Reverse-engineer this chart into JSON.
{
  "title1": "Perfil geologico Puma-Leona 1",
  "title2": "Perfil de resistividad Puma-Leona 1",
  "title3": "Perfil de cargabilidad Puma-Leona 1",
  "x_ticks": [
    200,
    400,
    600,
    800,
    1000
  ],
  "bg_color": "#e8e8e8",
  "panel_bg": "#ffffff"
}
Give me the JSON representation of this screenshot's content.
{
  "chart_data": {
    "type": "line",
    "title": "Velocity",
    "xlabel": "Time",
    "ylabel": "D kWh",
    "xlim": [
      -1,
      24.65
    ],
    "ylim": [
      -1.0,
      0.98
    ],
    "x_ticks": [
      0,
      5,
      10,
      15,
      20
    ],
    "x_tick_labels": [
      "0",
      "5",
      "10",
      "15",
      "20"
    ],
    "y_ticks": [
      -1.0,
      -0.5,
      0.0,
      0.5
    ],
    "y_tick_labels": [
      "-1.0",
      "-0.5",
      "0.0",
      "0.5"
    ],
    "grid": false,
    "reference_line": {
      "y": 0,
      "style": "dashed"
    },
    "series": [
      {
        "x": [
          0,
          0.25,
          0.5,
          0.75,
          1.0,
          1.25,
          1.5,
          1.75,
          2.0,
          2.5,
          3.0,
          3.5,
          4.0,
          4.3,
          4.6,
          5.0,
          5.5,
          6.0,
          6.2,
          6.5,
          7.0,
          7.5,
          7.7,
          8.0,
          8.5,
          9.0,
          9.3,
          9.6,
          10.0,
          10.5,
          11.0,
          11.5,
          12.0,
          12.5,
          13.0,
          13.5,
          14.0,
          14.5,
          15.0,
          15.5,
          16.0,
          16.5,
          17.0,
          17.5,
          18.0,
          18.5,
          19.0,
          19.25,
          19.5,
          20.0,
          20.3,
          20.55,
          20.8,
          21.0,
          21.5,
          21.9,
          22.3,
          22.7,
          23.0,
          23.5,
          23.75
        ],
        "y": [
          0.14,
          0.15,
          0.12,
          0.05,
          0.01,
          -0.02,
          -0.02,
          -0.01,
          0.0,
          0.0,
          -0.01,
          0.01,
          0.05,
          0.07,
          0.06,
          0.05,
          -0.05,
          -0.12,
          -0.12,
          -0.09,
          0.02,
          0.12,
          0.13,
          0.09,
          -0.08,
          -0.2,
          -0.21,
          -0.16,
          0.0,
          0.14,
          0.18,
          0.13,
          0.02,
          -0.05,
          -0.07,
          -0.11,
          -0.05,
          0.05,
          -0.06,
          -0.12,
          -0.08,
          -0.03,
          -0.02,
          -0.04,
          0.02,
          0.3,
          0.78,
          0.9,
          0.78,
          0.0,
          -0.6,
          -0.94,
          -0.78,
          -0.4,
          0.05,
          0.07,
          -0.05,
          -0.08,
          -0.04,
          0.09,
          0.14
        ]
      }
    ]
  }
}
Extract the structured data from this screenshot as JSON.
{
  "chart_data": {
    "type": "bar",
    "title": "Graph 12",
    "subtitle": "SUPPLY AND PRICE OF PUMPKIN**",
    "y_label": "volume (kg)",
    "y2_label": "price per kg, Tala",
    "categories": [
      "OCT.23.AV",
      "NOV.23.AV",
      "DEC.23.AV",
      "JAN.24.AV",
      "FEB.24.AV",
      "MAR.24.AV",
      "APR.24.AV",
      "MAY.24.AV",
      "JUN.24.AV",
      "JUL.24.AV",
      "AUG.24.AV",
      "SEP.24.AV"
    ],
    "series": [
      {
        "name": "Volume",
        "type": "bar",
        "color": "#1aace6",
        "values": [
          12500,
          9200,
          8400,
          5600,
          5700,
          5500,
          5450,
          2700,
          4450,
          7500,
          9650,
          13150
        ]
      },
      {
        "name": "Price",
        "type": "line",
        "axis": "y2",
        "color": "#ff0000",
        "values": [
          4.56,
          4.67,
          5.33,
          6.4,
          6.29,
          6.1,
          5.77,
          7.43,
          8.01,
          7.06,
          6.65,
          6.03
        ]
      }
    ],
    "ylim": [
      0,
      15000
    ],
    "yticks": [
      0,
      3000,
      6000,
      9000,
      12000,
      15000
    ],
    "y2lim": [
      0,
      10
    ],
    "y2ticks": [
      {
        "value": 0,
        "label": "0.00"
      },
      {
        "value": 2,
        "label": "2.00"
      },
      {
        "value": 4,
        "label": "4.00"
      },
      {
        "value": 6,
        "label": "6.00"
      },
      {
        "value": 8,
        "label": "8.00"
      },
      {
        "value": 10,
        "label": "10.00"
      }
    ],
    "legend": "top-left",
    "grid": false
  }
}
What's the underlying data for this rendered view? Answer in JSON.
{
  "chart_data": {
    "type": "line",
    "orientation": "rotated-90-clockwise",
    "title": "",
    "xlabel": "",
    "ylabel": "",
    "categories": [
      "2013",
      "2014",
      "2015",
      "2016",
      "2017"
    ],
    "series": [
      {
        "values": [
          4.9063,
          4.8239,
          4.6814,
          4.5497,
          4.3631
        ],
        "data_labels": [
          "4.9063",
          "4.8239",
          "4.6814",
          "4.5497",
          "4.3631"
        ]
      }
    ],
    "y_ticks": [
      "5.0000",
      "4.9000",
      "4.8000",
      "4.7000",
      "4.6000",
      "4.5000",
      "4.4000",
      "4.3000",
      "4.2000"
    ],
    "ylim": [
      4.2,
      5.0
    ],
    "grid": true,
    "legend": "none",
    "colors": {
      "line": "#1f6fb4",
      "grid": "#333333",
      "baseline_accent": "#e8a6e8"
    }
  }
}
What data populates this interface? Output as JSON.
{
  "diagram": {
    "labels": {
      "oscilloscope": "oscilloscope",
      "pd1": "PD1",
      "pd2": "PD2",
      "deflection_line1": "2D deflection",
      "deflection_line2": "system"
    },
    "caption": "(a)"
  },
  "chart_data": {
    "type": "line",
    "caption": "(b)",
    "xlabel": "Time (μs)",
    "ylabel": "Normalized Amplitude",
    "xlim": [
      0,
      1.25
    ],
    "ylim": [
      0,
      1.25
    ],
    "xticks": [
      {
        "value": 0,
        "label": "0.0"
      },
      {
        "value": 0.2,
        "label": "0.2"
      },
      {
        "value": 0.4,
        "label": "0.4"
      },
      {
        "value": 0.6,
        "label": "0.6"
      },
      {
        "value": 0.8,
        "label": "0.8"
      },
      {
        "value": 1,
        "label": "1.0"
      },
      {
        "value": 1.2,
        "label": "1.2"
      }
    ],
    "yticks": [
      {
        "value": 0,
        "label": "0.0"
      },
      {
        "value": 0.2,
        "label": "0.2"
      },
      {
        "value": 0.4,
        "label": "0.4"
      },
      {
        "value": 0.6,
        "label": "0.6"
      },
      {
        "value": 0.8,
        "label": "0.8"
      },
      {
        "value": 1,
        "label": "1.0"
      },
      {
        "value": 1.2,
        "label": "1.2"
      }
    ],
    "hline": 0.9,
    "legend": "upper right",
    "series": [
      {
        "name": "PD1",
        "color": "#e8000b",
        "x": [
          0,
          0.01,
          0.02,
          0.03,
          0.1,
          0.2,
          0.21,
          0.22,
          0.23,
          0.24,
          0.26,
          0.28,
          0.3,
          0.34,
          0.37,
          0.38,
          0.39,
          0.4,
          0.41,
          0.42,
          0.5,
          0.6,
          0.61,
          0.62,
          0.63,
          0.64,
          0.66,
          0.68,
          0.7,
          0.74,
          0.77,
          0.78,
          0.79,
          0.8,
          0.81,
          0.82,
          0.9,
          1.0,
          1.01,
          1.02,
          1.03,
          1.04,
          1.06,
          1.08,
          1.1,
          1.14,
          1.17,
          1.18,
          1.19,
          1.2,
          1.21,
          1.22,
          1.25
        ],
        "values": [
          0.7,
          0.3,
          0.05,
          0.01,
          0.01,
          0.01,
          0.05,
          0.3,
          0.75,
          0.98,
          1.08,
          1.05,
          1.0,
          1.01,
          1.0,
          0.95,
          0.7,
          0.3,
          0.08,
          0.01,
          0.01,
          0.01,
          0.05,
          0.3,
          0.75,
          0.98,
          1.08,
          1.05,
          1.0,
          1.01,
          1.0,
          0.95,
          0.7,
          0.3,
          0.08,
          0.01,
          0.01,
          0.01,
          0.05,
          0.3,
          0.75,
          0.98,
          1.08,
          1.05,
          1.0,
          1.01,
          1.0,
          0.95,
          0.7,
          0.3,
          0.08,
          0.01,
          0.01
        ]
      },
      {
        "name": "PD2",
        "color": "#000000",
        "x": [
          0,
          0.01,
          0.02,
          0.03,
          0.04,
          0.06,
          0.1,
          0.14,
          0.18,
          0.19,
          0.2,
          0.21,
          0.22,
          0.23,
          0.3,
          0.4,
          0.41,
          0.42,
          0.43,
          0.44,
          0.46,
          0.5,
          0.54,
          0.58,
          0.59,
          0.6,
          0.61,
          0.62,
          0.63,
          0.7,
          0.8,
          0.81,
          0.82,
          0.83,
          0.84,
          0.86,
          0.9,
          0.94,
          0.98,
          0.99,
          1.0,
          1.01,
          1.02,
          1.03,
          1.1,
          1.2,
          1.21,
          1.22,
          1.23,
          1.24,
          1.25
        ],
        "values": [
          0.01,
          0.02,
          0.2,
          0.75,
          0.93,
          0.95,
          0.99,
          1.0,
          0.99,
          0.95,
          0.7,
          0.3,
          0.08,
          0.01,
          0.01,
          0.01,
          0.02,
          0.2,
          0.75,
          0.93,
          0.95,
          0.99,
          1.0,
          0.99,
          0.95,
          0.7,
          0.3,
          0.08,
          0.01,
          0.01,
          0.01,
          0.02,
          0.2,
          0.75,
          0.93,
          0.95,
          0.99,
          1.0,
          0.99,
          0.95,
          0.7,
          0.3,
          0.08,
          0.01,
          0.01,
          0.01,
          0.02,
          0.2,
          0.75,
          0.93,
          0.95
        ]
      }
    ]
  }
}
---------------
- **Problem to work on**: Working from the listing above, pick out every line that has "What" and copy it.

- **Solution below**:
What's the underlying data for this rendered view? Answer in JSON.
What data populates this interface? Output as JSON.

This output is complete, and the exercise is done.